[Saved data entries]
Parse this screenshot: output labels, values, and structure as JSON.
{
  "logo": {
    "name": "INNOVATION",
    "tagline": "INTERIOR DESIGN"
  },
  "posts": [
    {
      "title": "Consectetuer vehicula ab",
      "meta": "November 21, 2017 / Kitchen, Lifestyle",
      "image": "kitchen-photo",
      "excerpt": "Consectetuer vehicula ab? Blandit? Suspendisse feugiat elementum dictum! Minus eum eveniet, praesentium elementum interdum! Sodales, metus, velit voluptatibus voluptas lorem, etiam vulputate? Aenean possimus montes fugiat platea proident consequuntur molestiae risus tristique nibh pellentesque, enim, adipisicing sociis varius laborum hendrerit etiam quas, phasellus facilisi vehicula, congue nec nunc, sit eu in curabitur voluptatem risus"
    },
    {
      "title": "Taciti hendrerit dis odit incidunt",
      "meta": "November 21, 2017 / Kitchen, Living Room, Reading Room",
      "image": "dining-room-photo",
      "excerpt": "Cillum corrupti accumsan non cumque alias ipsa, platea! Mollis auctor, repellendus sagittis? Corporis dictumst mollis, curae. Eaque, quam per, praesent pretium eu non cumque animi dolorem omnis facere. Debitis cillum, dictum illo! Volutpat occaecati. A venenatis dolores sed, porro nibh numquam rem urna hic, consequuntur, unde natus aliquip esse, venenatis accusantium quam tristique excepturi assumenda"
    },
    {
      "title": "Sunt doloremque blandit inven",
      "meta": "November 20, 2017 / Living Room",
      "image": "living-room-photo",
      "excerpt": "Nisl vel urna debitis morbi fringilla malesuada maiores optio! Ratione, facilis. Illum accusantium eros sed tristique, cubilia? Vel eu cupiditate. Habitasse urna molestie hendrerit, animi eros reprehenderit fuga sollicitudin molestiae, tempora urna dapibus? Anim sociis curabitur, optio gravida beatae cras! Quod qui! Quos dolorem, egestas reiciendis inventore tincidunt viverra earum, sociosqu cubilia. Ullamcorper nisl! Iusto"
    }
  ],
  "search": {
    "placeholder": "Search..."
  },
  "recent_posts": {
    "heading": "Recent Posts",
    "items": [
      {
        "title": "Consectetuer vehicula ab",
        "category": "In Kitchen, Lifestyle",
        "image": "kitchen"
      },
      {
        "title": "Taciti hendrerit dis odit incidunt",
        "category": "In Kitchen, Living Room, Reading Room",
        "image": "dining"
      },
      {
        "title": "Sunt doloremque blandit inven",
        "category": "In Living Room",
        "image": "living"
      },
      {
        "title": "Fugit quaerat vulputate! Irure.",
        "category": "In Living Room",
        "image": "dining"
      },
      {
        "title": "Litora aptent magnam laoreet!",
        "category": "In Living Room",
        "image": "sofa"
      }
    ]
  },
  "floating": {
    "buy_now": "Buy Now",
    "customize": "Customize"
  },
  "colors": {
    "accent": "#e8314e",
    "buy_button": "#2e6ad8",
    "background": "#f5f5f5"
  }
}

Goal:
Write out every record verbatim.

Complete answer:
Parse this screenshot: output labels, values, and structure as JSON.
{
  "logo": {
    "name": "INNOVATION",
    "tagline": "INTERIOR DESIGN"
  },
  "posts": [
    {
      "title": "Consectetuer vehicula ab",
      "meta": "November 21, 2017 / Kitchen, Lifestyle",
      "image": "kitchen-photo",
      "excerpt": "Consectetuer vehicula ab? Blandit? Suspendisse feugiat elementum dictum! Minus eum eveniet, praesentium elementum interdum! Sodales, metus, velit voluptatibus voluptas lorem, etiam vulputate? Aenean possimus montes fugiat platea proident consequuntur molestiae risus tristique nibh pellentesque, enim, adipisicing sociis varius laborum hendrerit etiam quas, phasellus facilisi vehicula, congue nec nunc, sit eu in curabitur voluptatem risus"
    },
    {
      "title": "Taciti hendrerit dis odit incidunt",
      "meta": "November 21, 2017 / Kitchen, Living Room, Reading Room",
      "image": "dining-room-photo",
      "excerpt": "Cillum corrupti accumsan non cumque alias ipsa, platea! Mollis auctor, repellendus sagittis? Corporis dictumst mollis, curae. Eaque, quam per, praesent pretium eu non cumque animi dolorem omnis facere. Debitis cillum, dictum illo! Volutpat occaecati. A venenatis dolores sed, porro nibh numquam rem urna hic, consequuntur, unde natus aliquip esse, venenatis accusantium quam tristique excepturi assumenda"
    },
    {
      "title": "Sunt doloremque blandit inven",
      "meta": "November 20, 2017 / Living Room",
      "image": "living-room-photo",
      "excerpt": "Nisl vel urna debitis morbi fringilla malesuada maiores optio! Ratione, facilis. Illum accusantium eros sed tristique, cubilia? Vel eu cupiditate. Habitasse urna molestie hendrerit, animi eros reprehenderit fuga sollicitudin molestiae, tempora urna dapibus? Anim sociis curabitur, optio gravida beatae cras! Quod qui! Quos dolorem, egestas reiciendis inventore tincidunt viverra earum, sociosqu cubilia. Ullamcorper nisl! Iusto"
    }
  ],
  "search": {
    "placeholder": "Search..."
  },
  "recent_posts": {
    "heading": "Recent Posts",
    "items": [
      {
        "title": "Consectetuer vehicula ab",
        "category": "In Kitchen, Lifestyle",
        "image": "kitchen"
      },
      {
        "title": "Taciti hendrerit dis odit incidunt",
        "category": "In Kitchen, Living Room, Reading Room",
        "image": "dining"
      },
      {
        "title": "Sunt doloremque blandit inven",
        "category": "In Living Room",
        "image": "living"
      },
      {
        "title": "Fugit quaerat vulputate! Irure.",
        "category": "In Living Room",
        "image": "dining"
      },
      {
        "title": "Litora aptent magnam laoreet!",
        "category": "In Living Room",
        "image": "sofa"
      }
    ]
  },
  "floating": {
    "buy_now": "Buy Now",
    "customize": "Customize"
  },
  "colors": {
    "accent": "#e8314e",
    "buy_button": "#2e6ad8",
    "background": "#f5f5f5"
  }
}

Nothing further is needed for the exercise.